- **Task brief**: Collect every line in the records below that contains the word "Berniukai".

- **Records supplied**:
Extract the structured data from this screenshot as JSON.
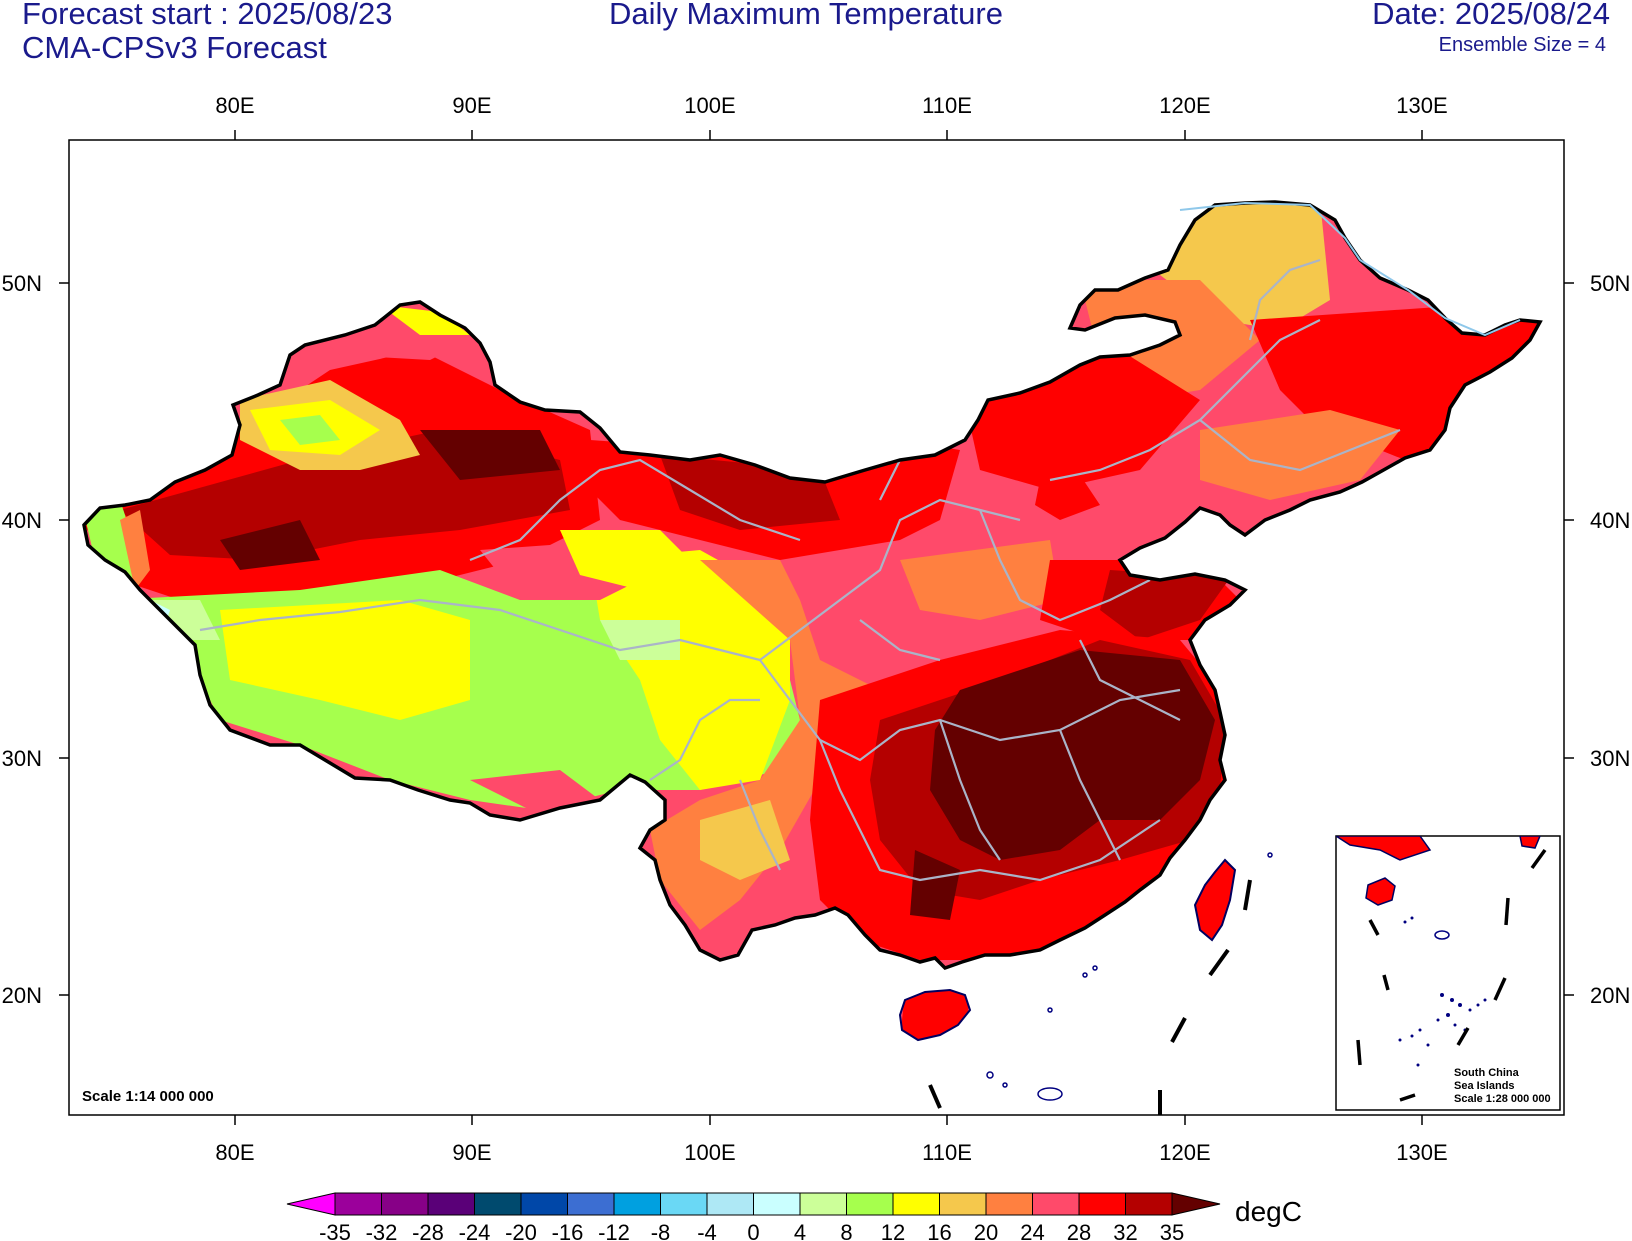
{
  "header": {
    "forecast_start": "Forecast start : 2025/08/23",
    "model": "CMA-CPSv3 Forecast",
    "title": "Daily Maximum Temperature",
    "date": "Date: 2025/08/24",
    "ensemble": "Ensemble Size = 4"
  },
  "map": {
    "lon_ticks": [
      "80E",
      "90E",
      "100E",
      "110E",
      "120E",
      "130E"
    ],
    "lat_ticks": [
      "50N",
      "40N",
      "30N",
      "20N"
    ],
    "scale_main": "Scale 1:14 000 000",
    "inset_title_1": "South China",
    "inset_title_2": "Sea Islands",
    "inset_scale": "Scale 1:28 000 000"
  },
  "colorbar": {
    "unit": "degC",
    "labels": [
      "-35",
      "-32",
      "-28",
      "-24",
      "-20",
      "-16",
      "-12",
      "-8",
      "-4",
      "0",
      "4",
      "8",
      "12",
      "16",
      "20",
      "24",
      "28",
      "32",
      "35"
    ],
    "colors": [
      "#ff00ff",
      "#9b009b",
      "#870087",
      "#5a0078",
      "#004a6e",
      "#0047a8",
      "#3c6ed2",
      "#00a0e0",
      "#6ad8f5",
      "#aee8f5",
      "#caffff",
      "#ccff99",
      "#a6ff4d",
      "#ffff00",
      "#f5c84c",
      "#ff8040",
      "#ff4a6a",
      "#ff0000",
      "#b40000",
      "#640000"
    ]
  },
  "legend_colors": {
    "hottest": "#640000",
    "very_hot": "#b40000",
    "hot": "#ff0000",
    "warm": "#ff4a6a",
    "mild_warm": "#ff8040",
    "mild": "#f5c84c",
    "cool": "#ffff00",
    "cooler": "#a6ff4d",
    "cold": "#ccff99"
  }
}
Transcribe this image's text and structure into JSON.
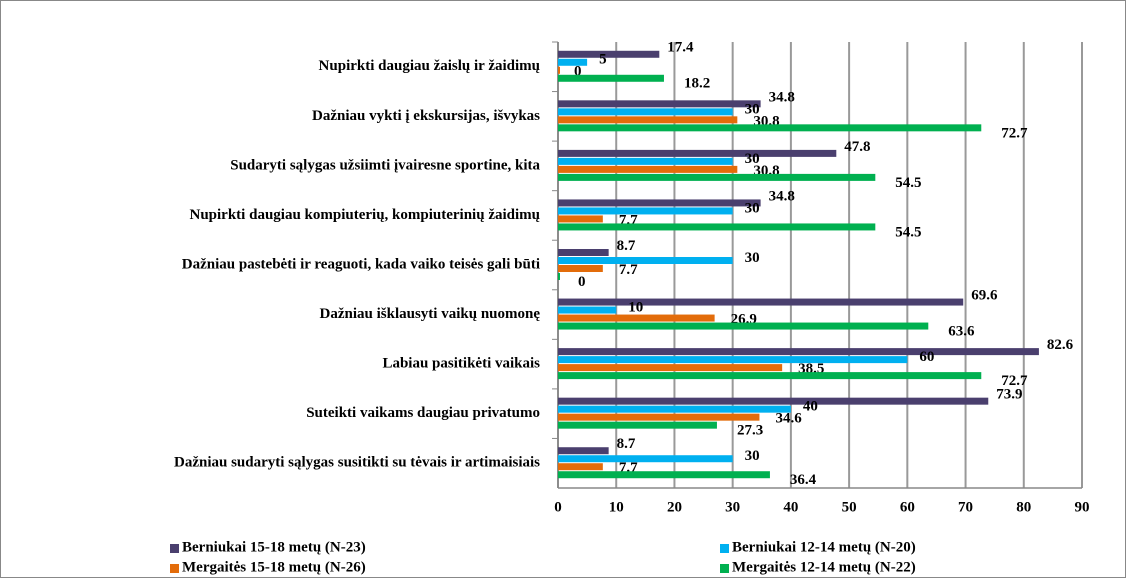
{
  "chart_data": {
    "type": "hbar",
    "categories": [
      "Nupirkti daugiau žaislų ir žaidimų",
      "Dažniau vykti į ekskursijas, išvykas",
      "Sudaryti sąlygas užsiimti įvairesne sportine, kita",
      "Nupirkti daugiau kompiuterių, kompiuterinių žaidimų",
      "Dažniau pastebėti ir reaguoti, kada vaiko teisės gali būti",
      "Dažniau išklausyti vaikų nuomonę",
      "Labiau pasitikėti vaikais",
      "Suteikti vaikams daugiau privatumo",
      "Dažniau sudaryti sąlygas susitikti su tėvais ir artimaisiais"
    ],
    "series": [
      {
        "name": "Berniukai 15-18 metų (N-23)",
        "color": "#4a3f6e",
        "values": [
          17.4,
          34.8,
          47.8,
          34.8,
          8.7,
          69.6,
          82.6,
          73.9,
          8.7
        ]
      },
      {
        "name": "Berniukai 12-14 metų (N-20)",
        "color": "#00b0f0",
        "values": [
          5,
          30,
          30,
          30,
          30,
          10,
          60,
          40,
          30
        ]
      },
      {
        "name": "Mergaitės 15-18 metų (N-26)",
        "color": "#e36c0a",
        "values": [
          0,
          30.8,
          30.8,
          7.7,
          7.7,
          26.9,
          38.5,
          34.6,
          7.7
        ]
      },
      {
        "name": "Mergaitės 12-14 metų (N-22)",
        "color": "#00b050",
        "values": [
          18.2,
          72.7,
          54.5,
          54.5,
          0,
          63.6,
          72.7,
          27.3,
          36.4
        ]
      }
    ],
    "xlim": [
      0,
      90
    ],
    "xticks": [
      0,
      10,
      20,
      30,
      40,
      50,
      60,
      70,
      80,
      90
    ],
    "grid": true
  }
}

- **Finished exercise**:
        "name": "Berniukai 15-18 metų (N-23)",
        "name": "Berniukai 12-14 metų (N-20)",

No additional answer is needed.